> **What you will do**
Swap "Bar" for "Shape" in every row below. Write the rows out again with nothing else changed.

Rows from a layout dataset:
====

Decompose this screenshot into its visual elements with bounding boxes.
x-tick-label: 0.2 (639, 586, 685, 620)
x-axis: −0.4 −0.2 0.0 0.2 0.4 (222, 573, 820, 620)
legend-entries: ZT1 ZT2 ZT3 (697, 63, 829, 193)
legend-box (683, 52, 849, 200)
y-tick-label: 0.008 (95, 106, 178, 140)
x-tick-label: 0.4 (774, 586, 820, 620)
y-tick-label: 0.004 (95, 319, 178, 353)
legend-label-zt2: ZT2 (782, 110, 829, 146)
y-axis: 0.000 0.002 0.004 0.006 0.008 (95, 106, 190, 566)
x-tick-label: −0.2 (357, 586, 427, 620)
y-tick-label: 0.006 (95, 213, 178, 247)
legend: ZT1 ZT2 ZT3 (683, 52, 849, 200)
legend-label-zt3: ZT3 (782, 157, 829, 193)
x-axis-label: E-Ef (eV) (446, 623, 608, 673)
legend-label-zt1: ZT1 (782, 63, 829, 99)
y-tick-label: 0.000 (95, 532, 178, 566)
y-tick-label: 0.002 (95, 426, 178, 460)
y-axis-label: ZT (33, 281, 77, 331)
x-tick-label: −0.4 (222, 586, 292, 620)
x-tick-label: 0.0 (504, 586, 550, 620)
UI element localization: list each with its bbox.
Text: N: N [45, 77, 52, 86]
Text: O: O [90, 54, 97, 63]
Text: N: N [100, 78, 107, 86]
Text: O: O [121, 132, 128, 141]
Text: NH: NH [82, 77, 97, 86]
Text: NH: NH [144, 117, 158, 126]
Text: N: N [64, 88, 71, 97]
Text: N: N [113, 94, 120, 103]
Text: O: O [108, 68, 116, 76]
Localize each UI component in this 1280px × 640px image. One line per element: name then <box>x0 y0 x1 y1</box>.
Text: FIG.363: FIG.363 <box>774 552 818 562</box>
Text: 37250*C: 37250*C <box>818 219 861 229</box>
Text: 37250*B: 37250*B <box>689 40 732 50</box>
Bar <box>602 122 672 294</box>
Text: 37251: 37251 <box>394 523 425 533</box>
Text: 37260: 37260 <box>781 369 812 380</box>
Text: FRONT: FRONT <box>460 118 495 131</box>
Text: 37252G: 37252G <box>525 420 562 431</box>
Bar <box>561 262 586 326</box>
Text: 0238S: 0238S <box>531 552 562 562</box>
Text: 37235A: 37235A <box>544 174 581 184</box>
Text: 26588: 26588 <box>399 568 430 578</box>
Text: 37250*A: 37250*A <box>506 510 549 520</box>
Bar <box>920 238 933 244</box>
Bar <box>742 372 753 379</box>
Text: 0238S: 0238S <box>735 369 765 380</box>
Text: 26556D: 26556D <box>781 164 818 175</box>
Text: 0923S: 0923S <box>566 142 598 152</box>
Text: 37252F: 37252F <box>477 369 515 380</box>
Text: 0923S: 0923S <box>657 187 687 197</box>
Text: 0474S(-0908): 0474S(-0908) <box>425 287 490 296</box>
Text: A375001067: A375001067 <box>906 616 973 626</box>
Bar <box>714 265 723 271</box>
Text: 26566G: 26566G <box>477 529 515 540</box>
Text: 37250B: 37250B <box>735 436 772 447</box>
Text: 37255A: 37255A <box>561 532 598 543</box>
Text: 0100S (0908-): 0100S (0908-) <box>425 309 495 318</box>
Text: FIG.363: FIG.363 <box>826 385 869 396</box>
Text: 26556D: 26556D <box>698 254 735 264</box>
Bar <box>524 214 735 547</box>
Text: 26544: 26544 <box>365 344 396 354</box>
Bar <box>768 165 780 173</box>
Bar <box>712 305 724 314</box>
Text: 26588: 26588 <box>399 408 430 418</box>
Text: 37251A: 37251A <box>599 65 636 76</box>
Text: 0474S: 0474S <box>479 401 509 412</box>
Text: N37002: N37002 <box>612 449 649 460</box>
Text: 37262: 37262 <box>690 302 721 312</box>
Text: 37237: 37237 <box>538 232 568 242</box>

====

> **Expected output**
Decompose this screenshot into its visual elements with bounding boxes.
x-tick-label: 0.2 (639, 586, 685, 620)
x-axis: −0.4 −0.2 0.0 0.2 0.4 (222, 573, 820, 620)
legend-entries: ZT1 ZT2 ZT3 (697, 63, 829, 193)
legend-box (683, 52, 849, 200)
y-tick-label: 0.008 (95, 106, 178, 140)
x-tick-label: 0.4 (774, 586, 820, 620)
y-tick-label: 0.004 (95, 319, 178, 353)
legend-label-zt2: ZT2 (782, 110, 829, 146)
y-axis: 0.000 0.002 0.004 0.006 0.008 (95, 106, 190, 566)
x-tick-label: −0.2 (357, 586, 427, 620)
y-tick-label: 0.006 (95, 213, 178, 247)
legend: ZT1 ZT2 ZT3 (683, 52, 849, 200)
legend-label-zt3: ZT3 (782, 157, 829, 193)
x-axis-label: E-Ef (eV) (446, 623, 608, 673)
legend-label-zt1: ZT1 (782, 63, 829, 99)
y-tick-label: 0.000 (95, 532, 178, 566)
y-tick-label: 0.002 (95, 426, 178, 460)
y-axis-label: ZT (33, 281, 77, 331)
x-tick-label: −0.4 (222, 586, 292, 620)
x-tick-label: 0.0 (504, 586, 550, 620)
UI element localization: list each with its bbox.
Text: N: N [45, 77, 52, 86]
Text: O: O [90, 54, 97, 63]
Text: N: N [100, 78, 107, 86]
Text: O: O [121, 132, 128, 141]
Text: NH: NH [82, 77, 97, 86]
Text: NH: NH [144, 117, 158, 126]
Text: N: N [64, 88, 71, 97]
Text: N: N [113, 94, 120, 103]
Text: O: O [108, 68, 116, 76]
Localize each UI component in this 1280px × 640px image. One line per element: name then <box>x0 y0 x1 y1</box>.
Text: FIG.363: FIG.363 <box>774 552 818 562</box>
Text: 37250*C: 37250*C <box>818 219 861 229</box>
Text: 37250*B: 37250*B <box>689 40 732 50</box>
Shape <box>602 122 672 294</box>
Text: 37251: 37251 <box>394 523 425 533</box>
Text: 37260: 37260 <box>781 369 812 380</box>
Text: FRONT: FRONT <box>460 118 495 131</box>
Text: 37252G: 37252G <box>525 420 562 431</box>
Shape <box>561 262 586 326</box>
Text: 0238S: 0238S <box>531 552 562 562</box>
Text: 37235A: 37235A <box>544 174 581 184</box>
Text: 26588: 26588 <box>399 568 430 578</box>
Text: 37250*A: 37250*A <box>506 510 549 520</box>
Shape <box>920 238 933 244</box>
Shape <box>742 372 753 379</box>
Text: 0238S: 0238S <box>735 369 765 380</box>
Text: 26556D: 26556D <box>781 164 818 175</box>
Text: 0923S: 0923S <box>566 142 598 152</box>
Text: 37252F: 37252F <box>477 369 515 380</box>
Text: 0923S: 0923S <box>657 187 687 197</box>
Text: 0474S(-0908): 0474S(-0908) <box>425 287 490 296</box>
Text: A375001067: A375001067 <box>906 616 973 626</box>
Shape <box>714 265 723 271</box>
Text: 26566G: 26566G <box>477 529 515 540</box>
Text: 37250B: 37250B <box>735 436 772 447</box>
Text: 37255A: 37255A <box>561 532 598 543</box>
Text: 0100S (0908-): 0100S (0908-) <box>425 309 495 318</box>
Text: FIG.363: FIG.363 <box>826 385 869 396</box>
Text: 26556D: 26556D <box>698 254 735 264</box>
Shape <box>524 214 735 547</box>
Text: 26544: 26544 <box>365 344 396 354</box>
Shape <box>768 165 780 173</box>
Shape <box>712 305 724 314</box>
Text: 26588: 26588 <box>399 408 430 418</box>
Text: 37251A: 37251A <box>599 65 636 76</box>
Text: 0474S: 0474S <box>479 401 509 412</box>
Text: N37002: N37002 <box>612 449 649 460</box>
Text: 37262: 37262 <box>690 302 721 312</box>
Text: 37237: 37237 <box>538 232 568 242</box>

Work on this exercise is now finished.